Goal of the exercise:
Write out the entries again exactly as they are given.

The records:
■ ■ ■

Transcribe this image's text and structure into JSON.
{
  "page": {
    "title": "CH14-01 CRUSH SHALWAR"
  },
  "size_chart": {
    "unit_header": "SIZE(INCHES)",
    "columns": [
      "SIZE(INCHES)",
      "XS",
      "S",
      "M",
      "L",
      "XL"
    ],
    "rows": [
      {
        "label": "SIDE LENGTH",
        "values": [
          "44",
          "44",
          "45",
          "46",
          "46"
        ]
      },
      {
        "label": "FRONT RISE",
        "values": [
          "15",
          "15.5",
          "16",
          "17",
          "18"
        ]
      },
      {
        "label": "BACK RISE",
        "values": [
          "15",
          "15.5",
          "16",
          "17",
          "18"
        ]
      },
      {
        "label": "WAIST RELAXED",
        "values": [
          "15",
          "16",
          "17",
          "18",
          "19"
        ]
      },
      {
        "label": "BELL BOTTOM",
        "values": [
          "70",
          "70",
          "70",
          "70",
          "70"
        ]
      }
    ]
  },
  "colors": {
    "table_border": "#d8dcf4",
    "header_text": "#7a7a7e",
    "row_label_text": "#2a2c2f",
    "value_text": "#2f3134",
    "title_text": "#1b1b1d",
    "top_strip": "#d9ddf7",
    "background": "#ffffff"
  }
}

■ ■ ■

Written answer:
Transcribe this image's text and structure into JSON.
{
  "page": {
    "title": "CH14-01 CRUSH SHALWAR"
  },
  "size_chart": {
    "unit_header": "SIZE(INCHES)",
    "columns": [
      "SIZE(INCHES)",
      "XS",
      "S",
      "M",
      "L",
      "XL"
    ],
    "rows": [
      {
        "label": "SIDE LENGTH",
        "values": [
          "44",
          "44",
          "45",
          "46",
          "46"
        ]
      },
      {
        "label": "FRONT RISE",
        "values": [
          "15",
          "15.5",
          "16",
          "17",
          "18"
        ]
      },
      {
        "label": "BACK RISE",
        "values": [
          "15",
          "15.5",
          "16",
          "17",
          "18"
        ]
      },
      {
        "label": "WAIST RELAXED",
        "values": [
          "15",
          "16",
          "17",
          "18",
          "19"
        ]
      },
      {
        "label": "BELL BOTTOM",
        "values": [
          "70",
          "70",
          "70",
          "70",
          "70"
        ]
      }
    ]
  },
  "colors": {
    "table_border": "#d8dcf4",
    "header_text": "#7a7a7e",
    "row_label_text": "#2a2c2f",
    "value_text": "#2f3134",
    "title_text": "#1b1b1d",
    "top_strip": "#d9ddf7",
    "background": "#ffffff"
  }
}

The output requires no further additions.